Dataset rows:
(begin)

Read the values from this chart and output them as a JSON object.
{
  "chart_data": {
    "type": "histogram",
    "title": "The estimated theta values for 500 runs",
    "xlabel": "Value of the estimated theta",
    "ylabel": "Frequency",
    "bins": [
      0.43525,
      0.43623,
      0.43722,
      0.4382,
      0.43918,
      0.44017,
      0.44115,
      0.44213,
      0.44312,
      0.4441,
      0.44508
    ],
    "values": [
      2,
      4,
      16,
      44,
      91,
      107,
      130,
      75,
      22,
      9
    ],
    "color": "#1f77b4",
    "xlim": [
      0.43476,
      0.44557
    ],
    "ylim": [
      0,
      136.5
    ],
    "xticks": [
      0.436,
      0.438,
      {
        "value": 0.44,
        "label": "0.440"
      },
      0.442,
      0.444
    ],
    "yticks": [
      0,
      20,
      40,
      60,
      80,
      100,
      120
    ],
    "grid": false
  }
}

(end)

* _WORK TO DO_:
Your task is to reproduce the whole listing exactly.

* _CORRECT RESPONSE_:
Read the values from this chart and output them as a JSON object.
{
  "chart_data": {
    "type": "histogram",
    "title": "The estimated theta values for 500 runs",
    "xlabel": "Value of the estimated theta",
    "ylabel": "Frequency",
    "bins": [
      0.43525,
      0.43623,
      0.43722,
      0.4382,
      0.43918,
      0.44017,
      0.44115,
      0.44213,
      0.44312,
      0.4441,
      0.44508
    ],
    "values": [
      2,
      4,
      16,
      44,
      91,
      107,
      130,
      75,
      22,
      9
    ],
    "color": "#1f77b4",
    "xlim": [
      0.43476,
      0.44557
    ],
    "ylim": [
      0,
      136.5
    ],
    "xticks": [
      0.436,
      0.438,
      {
        "value": 0.44,
        "label": "0.440"
      },
      0.442,
      0.444
    ],
    "yticks": [
      0,
      20,
      40,
      60,
      80,
      100,
      120
    ],
    "grid": false
  }
}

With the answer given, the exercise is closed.